Reproduce the entire listing word for word.

-=-=-

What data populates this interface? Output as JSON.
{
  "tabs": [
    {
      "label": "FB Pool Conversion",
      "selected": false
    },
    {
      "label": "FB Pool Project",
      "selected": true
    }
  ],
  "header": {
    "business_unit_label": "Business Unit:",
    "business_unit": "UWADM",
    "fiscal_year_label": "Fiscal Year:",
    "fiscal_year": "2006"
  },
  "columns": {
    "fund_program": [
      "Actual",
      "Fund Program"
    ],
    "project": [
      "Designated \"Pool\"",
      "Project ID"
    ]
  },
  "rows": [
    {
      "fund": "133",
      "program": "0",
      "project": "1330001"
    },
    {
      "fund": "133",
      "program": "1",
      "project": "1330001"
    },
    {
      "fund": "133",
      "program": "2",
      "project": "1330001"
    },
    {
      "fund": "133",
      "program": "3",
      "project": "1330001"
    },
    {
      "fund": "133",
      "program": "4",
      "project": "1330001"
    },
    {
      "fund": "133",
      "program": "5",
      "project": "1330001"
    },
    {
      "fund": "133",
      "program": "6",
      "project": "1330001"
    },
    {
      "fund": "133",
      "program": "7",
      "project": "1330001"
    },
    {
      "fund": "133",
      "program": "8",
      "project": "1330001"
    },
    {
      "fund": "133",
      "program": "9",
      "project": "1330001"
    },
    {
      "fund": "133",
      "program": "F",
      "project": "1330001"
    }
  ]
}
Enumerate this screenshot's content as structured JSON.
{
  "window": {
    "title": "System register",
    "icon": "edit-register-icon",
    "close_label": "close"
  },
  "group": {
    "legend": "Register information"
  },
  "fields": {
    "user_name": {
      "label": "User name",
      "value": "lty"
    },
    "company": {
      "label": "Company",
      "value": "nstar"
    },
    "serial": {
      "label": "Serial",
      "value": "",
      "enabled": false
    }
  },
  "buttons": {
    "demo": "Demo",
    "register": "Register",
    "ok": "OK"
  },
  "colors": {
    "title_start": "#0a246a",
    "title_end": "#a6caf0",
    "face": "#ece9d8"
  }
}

-=-=-

*Task response:*
What data populates this interface? Output as JSON.
{
  "tabs": [
    {
      "label": "FB Pool Conversion",
      "selected": false
    },
    {
      "label": "FB Pool Project",
      "selected": true
    }
  ],
  "header": {
    "business_unit_label": "Business Unit:",
    "business_unit": "UWADM",
    "fiscal_year_label": "Fiscal Year:",
    "fiscal_year": "2006"
  },
  "columns": {
    "fund_program": [
      "Actual",
      "Fund Program"
    ],
    "project": [
      "Designated \"Pool\"",
      "Project ID"
    ]
  },
  "rows": [
    {
      "fund": "133",
      "program": "0",
      "project": "1330001"
    },
    {
      "fund": "133",
      "program": "1",
      "project": "1330001"
    },
    {
      "fund": "133",
      "program": "2",
      "project": "1330001"
    },
    {
      "fund": "133",
      "program": "3",
      "project": "1330001"
    },
    {
      "fund": "133",
      "program": "4",
      "project": "1330001"
    },
    {
      "fund": "133",
      "program": "5",
      "project": "1330001"
    },
    {
      "fund": "133",
      "program": "6",
      "project": "1330001"
    },
    {
      "fund": "133",
      "program": "7",
      "project": "1330001"
    },
    {
      "fund": "133",
      "program": "8",
      "project": "1330001"
    },
    {
      "fund": "133",
      "program": "9",
      "project": "1330001"
    },
    {
      "fund": "133",
      "program": "F",
      "project": "1330001"
    }
  ]
}
Enumerate this screenshot's content as structured JSON.
{
  "window": {
    "title": "System register",
    "icon": "edit-register-icon",
    "close_label": "close"
  },
  "group": {
    "legend": "Register information"
  },
  "fields": {
    "user_name": {
      "label": "User name",
      "value": "lty"
    },
    "company": {
      "label": "Company",
      "value": "nstar"
    },
    "serial": {
      "label": "Serial",
      "value": "",
      "enabled": false
    }
  },
  "buttons": {
    "demo": "Demo",
    "register": "Register",
    "ok": "OK"
  },
  "colors": {
    "title_start": "#0a246a",
    "title_end": "#a6caf0",
    "face": "#ece9d8"
  }
}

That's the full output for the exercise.